▶ [What is expected]
Look through the records below, and copy out every line that holds the string "alkohol".

********************

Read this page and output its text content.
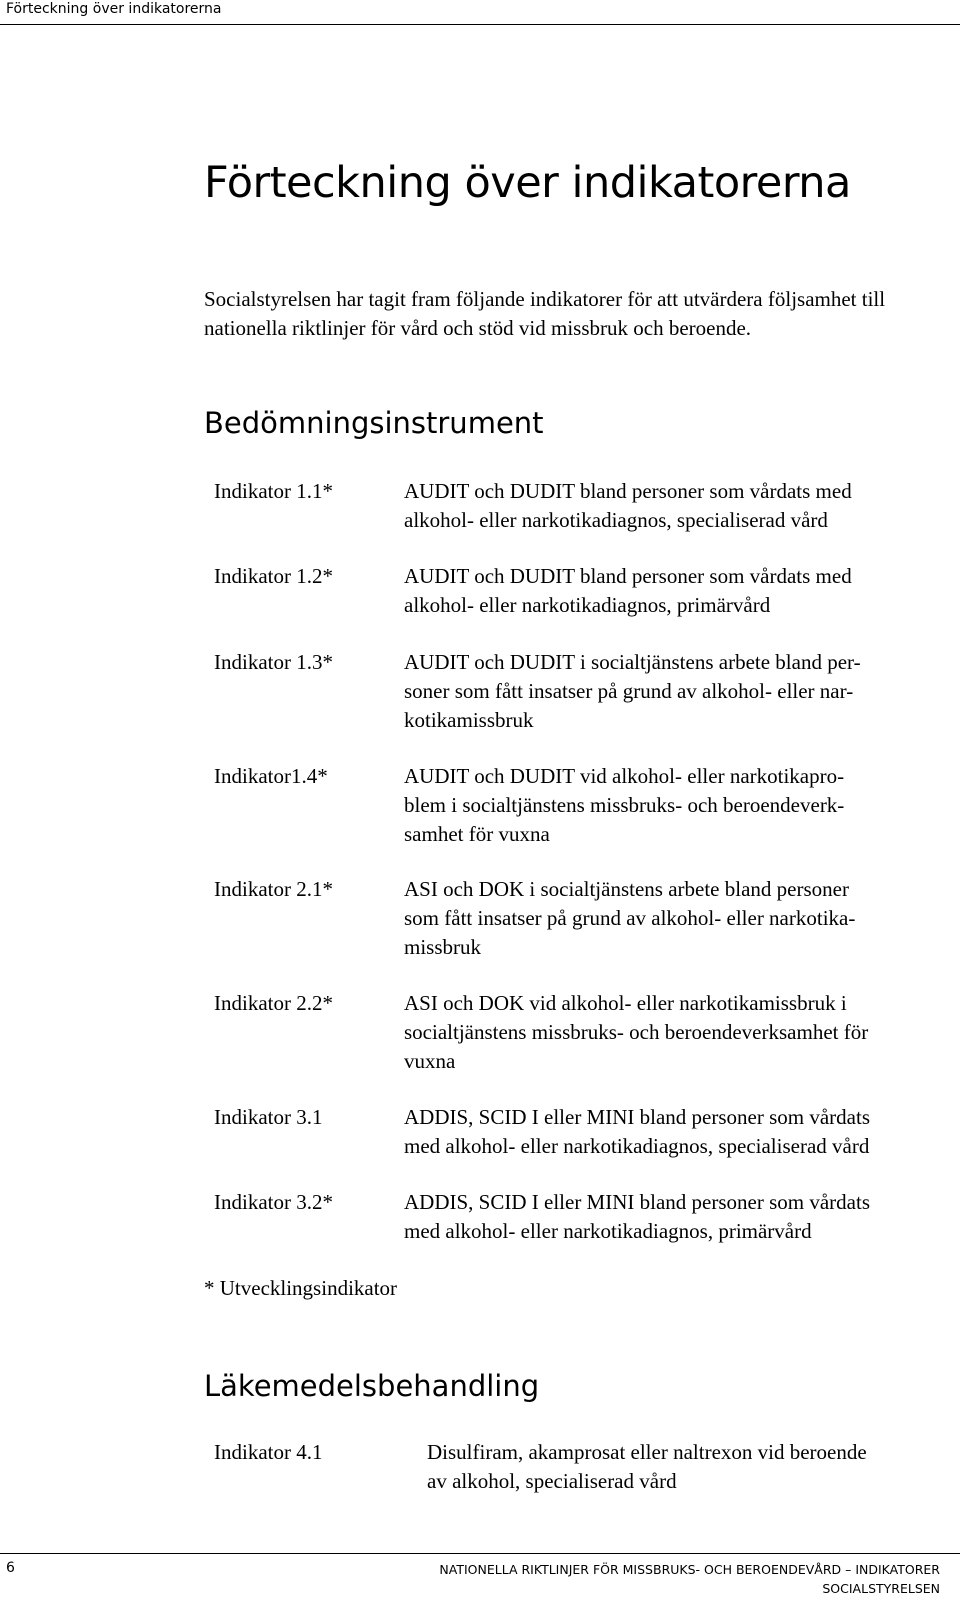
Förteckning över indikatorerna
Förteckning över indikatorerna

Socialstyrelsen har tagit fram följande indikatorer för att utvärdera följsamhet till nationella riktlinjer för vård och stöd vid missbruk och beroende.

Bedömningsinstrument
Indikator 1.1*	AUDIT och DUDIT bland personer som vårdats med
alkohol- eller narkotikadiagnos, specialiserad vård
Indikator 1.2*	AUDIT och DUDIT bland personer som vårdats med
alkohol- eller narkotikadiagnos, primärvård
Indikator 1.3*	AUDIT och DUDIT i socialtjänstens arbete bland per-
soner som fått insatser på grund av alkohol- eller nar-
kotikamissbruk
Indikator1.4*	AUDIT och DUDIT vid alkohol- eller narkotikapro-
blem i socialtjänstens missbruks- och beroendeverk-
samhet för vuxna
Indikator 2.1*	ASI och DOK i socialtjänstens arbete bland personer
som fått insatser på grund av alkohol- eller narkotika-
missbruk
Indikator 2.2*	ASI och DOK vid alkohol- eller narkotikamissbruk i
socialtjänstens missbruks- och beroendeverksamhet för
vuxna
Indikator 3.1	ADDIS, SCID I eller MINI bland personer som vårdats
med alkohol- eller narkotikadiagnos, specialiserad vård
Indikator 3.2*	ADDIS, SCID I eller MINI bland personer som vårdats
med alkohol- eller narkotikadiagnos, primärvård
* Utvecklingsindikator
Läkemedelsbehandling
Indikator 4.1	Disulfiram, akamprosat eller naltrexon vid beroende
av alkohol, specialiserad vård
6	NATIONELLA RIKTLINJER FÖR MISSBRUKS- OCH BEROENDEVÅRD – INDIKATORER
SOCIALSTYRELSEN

********************

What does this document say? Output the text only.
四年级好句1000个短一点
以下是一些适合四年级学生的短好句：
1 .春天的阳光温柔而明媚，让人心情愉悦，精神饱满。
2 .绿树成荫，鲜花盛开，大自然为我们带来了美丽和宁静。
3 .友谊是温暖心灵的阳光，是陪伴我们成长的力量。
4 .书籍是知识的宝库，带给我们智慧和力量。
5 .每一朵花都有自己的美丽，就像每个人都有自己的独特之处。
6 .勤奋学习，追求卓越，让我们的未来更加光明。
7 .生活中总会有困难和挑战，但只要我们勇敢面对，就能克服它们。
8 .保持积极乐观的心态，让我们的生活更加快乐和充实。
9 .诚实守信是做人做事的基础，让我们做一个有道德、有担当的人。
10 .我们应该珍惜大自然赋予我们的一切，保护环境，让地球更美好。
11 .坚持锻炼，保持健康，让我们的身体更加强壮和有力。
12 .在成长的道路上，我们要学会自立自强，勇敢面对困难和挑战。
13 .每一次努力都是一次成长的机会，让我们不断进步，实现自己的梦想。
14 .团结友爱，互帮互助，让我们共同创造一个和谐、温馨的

********************

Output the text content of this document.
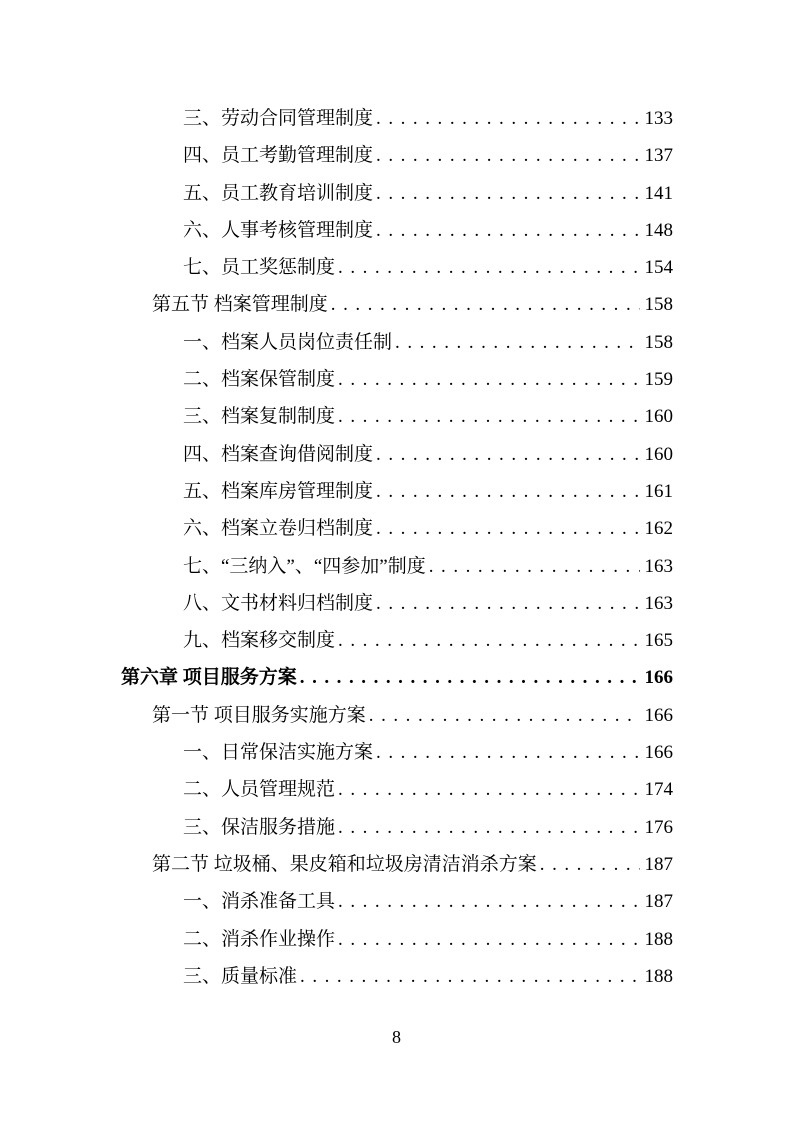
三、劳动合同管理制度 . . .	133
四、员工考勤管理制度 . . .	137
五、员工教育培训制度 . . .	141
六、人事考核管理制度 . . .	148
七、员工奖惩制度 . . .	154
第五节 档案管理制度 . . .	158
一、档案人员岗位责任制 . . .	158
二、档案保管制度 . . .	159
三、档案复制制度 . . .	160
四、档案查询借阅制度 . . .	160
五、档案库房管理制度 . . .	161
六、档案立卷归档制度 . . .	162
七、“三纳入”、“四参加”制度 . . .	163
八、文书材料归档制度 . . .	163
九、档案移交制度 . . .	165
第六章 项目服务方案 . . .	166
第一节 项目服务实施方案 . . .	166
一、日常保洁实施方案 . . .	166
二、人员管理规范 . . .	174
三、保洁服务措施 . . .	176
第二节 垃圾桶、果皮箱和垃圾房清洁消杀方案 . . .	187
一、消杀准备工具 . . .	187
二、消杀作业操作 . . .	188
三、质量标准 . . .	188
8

********************

▶ [Task output]
alkohol- eller narkotikadiagnos, specialiserad vård
alkohol- eller narkotikadiagnos, primärvård
soner som fått insatser på grund av alkohol- eller nar-
Indikator1.4*	AUDIT och DUDIT vid alkohol- eller narkotikapro-
som fått insatser på grund av alkohol- eller narkotika-
Indikator 2.2*	ASI och DOK vid alkohol- eller narkotikamissbruk i
med alkohol- eller narkotikadiagnos, specialiserad vård
med alkohol- eller narkotikadiagnos, primärvård
av alkohol, specialiserad vård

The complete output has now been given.